**Listings of boxed layout items**
□ □ □ □ □

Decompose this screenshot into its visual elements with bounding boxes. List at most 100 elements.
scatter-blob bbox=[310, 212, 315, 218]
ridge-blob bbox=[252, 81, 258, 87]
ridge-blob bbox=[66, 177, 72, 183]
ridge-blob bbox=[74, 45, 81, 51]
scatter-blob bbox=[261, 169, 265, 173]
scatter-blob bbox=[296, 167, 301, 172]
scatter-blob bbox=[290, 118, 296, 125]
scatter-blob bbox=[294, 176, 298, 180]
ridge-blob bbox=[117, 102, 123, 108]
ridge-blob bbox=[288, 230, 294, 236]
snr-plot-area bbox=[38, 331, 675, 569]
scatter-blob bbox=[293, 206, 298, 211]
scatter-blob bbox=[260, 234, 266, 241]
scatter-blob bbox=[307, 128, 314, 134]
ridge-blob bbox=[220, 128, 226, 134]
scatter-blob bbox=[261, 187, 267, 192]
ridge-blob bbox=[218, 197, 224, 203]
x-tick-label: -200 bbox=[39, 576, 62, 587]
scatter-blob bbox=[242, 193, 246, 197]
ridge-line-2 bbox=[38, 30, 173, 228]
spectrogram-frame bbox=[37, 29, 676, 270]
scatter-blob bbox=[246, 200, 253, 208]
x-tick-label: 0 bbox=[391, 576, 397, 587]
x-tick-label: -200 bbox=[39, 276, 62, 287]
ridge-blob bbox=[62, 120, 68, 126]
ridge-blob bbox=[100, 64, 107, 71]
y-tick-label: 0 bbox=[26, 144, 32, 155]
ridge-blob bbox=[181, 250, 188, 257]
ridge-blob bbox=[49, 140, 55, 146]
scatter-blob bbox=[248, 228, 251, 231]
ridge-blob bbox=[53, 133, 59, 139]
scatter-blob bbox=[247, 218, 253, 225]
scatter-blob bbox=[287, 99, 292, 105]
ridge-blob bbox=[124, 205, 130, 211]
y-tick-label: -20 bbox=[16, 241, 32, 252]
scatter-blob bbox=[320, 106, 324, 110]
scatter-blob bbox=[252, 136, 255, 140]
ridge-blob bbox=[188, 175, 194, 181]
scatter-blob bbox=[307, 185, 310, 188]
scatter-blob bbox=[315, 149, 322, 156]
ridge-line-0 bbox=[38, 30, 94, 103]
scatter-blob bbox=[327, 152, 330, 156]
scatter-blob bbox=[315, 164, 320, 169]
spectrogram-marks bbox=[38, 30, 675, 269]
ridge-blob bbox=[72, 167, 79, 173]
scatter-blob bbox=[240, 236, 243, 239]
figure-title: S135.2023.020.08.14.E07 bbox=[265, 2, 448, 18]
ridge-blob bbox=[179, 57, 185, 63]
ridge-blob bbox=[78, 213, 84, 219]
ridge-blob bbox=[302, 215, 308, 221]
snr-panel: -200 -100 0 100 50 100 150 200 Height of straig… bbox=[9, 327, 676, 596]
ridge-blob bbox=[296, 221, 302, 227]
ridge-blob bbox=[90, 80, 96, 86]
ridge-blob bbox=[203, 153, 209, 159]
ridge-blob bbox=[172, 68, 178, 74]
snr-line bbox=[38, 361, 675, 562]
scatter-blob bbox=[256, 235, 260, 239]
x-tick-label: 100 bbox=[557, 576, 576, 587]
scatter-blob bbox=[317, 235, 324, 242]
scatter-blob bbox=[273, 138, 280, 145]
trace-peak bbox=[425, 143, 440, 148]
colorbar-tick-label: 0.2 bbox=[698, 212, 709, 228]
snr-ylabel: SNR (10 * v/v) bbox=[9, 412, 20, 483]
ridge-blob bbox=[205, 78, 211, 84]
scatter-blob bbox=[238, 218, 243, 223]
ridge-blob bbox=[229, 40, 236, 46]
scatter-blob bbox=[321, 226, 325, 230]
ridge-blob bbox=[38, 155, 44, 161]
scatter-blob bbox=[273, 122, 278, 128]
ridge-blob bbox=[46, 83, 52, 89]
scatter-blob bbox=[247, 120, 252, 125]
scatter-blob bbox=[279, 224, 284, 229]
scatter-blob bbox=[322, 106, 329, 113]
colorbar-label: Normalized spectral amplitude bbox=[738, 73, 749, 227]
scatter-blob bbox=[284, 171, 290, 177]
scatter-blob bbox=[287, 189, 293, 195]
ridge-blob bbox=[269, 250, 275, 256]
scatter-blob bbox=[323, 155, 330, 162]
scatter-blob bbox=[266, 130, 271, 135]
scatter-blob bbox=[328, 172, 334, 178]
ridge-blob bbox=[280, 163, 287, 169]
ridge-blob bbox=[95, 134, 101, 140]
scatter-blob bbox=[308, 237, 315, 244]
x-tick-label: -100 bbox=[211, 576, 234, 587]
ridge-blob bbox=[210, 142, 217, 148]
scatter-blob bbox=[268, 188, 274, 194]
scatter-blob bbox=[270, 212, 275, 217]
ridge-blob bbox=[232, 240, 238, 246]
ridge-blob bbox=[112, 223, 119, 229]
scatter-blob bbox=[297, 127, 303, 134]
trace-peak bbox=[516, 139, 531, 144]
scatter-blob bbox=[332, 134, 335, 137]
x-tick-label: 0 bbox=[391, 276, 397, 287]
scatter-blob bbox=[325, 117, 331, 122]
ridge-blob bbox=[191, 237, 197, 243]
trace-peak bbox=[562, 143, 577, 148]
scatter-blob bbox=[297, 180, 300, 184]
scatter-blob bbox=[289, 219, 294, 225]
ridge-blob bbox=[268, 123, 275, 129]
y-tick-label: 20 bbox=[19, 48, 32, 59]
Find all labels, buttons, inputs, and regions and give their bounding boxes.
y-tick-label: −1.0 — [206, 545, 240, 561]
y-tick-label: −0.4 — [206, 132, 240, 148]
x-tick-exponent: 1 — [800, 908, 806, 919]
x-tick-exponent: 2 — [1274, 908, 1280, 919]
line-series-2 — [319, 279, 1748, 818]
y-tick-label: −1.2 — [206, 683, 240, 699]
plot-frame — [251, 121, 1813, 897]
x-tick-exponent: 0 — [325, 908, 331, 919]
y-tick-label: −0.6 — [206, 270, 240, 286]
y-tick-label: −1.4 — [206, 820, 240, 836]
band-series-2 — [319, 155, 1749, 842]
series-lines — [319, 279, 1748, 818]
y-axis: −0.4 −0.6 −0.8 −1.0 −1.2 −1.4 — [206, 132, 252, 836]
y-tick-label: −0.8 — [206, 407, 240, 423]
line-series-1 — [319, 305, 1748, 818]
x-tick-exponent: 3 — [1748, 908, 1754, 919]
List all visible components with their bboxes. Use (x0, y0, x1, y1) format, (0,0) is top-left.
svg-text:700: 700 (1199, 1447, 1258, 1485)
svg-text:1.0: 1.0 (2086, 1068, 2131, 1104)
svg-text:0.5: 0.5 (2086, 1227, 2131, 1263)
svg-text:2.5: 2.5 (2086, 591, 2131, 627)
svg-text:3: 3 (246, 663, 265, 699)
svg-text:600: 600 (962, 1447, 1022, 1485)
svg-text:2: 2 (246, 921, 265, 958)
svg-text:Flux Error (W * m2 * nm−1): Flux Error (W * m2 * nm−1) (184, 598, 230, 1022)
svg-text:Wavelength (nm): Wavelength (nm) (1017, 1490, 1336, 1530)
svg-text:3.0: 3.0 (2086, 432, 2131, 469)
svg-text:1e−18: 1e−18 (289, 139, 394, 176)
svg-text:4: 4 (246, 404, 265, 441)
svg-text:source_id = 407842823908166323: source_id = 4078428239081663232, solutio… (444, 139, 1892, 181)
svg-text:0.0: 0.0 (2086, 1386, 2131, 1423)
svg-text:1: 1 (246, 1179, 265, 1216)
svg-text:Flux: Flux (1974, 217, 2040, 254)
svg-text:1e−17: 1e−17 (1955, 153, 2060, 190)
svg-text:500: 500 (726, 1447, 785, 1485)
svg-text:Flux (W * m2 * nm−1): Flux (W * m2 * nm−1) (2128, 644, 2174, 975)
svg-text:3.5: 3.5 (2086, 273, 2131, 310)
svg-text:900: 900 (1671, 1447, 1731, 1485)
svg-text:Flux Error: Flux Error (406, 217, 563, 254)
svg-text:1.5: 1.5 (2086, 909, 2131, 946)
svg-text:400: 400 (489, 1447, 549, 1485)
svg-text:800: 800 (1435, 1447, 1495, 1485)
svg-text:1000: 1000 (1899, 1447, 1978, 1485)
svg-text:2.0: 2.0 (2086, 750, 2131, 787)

□ □ □ □ □

Copy out the records word for word, starting from the first line and continuing through the line that contains "ridge-blob bbox=[74, 45, 81, 51]".

Decompose this screenshot into its visual elements with bounding boxes. List at most 100 elements.
scatter-blob bbox=[310, 212, 315, 218]
ridge-blob bbox=[252, 81, 258, 87]
ridge-blob bbox=[66, 177, 72, 183]
ridge-blob bbox=[74, 45, 81, 51]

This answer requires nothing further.